▶ [The task]
Could you repeat the records below exactly, leaving out any pictures?

▶ [Extracted records]
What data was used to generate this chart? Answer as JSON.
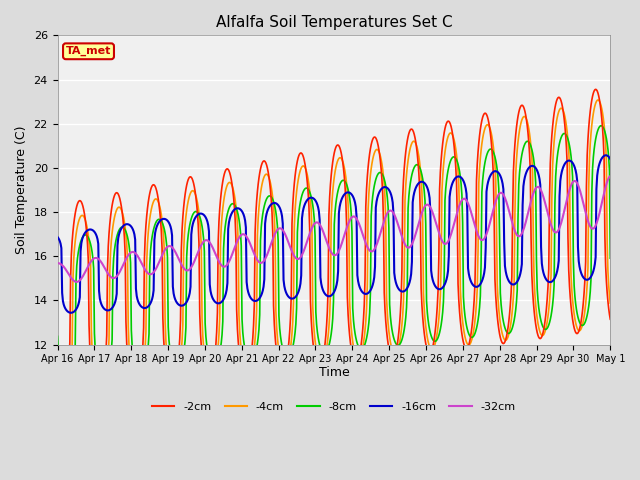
{
  "title": "Alfalfa Soil Temperatures Set C",
  "ylabel": "Soil Temperature (C)",
  "xlabel": "Time",
  "ylim": [
    12,
    26
  ],
  "background_color": "#dcdcdc",
  "plot_bg_color": "#f0f0f0",
  "grid_color": "white",
  "series": {
    "cm2": {
      "label": "-2cm",
      "color": "#ff2200",
      "lw": 1.2
    },
    "cm4": {
      "label": "-4cm",
      "color": "#ff9900",
      "lw": 1.2
    },
    "cm8": {
      "label": "-8cm",
      "color": "#00cc00",
      "lw": 1.2
    },
    "cm16": {
      "label": "-16cm",
      "color": "#0000cc",
      "lw": 1.5
    },
    "cm32": {
      "label": "-32cm",
      "color": "#cc44cc",
      "lw": 1.5
    }
  },
  "ta_met_box": {
    "text": "TA_met",
    "facecolor": "#ffff99",
    "edgecolor": "#cc0000",
    "textcolor": "#cc0000"
  },
  "tick_labels": [
    "Apr 16",
    "Apr 17",
    "Apr 18",
    "Apr 19",
    "Apr 20",
    "Apr 21",
    "Apr 22",
    "Apr 23",
    "Apr 24",
    "Apr 25",
    "Apr 26",
    "Apr 27",
    "Apr 28",
    "Apr 29",
    "Apr 30",
    "May 1"
  ],
  "yticks": [
    12,
    14,
    16,
    18,
    20,
    22,
    24,
    26
  ],
  "figsize": [
    6.4,
    4.8
  ],
  "dpi": 100
}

▶ [Solution for this exercise]
What data was used to generate this chart? Answer as JSON.
{
  "title": "Alfalfa Soil Temperatures Set C",
  "ylabel": "Soil Temperature (C)",
  "xlabel": "Time",
  "ylim": [
    12,
    26
  ],
  "background_color": "#dcdcdc",
  "plot_bg_color": "#f0f0f0",
  "grid_color": "white",
  "series": {
    "cm2": {
      "label": "-2cm",
      "color": "#ff2200",
      "lw": 1.2
    },
    "cm4": {
      "label": "-4cm",
      "color": "#ff9900",
      "lw": 1.2
    },
    "cm8": {
      "label": "-8cm",
      "color": "#00cc00",
      "lw": 1.2
    },
    "cm16": {
      "label": "-16cm",
      "color": "#0000cc",
      "lw": 1.5
    },
    "cm32": {
      "label": "-32cm",
      "color": "#cc44cc",
      "lw": 1.5
    }
  },
  "ta_met_box": {
    "text": "TA_met",
    "facecolor": "#ffff99",
    "edgecolor": "#cc0000",
    "textcolor": "#cc0000"
  },
  "tick_labels": [
    "Apr 16",
    "Apr 17",
    "Apr 18",
    "Apr 19",
    "Apr 20",
    "Apr 21",
    "Apr 22",
    "Apr 23",
    "Apr 24",
    "Apr 25",
    "Apr 26",
    "Apr 27",
    "Apr 28",
    "Apr 29",
    "Apr 30",
    "May 1"
  ],
  "yticks": [
    12,
    14,
    16,
    18,
    20,
    22,
    24,
    26
  ],
  "figsize": [
    6.4,
    4.8
  ],
  "dpi": 100
}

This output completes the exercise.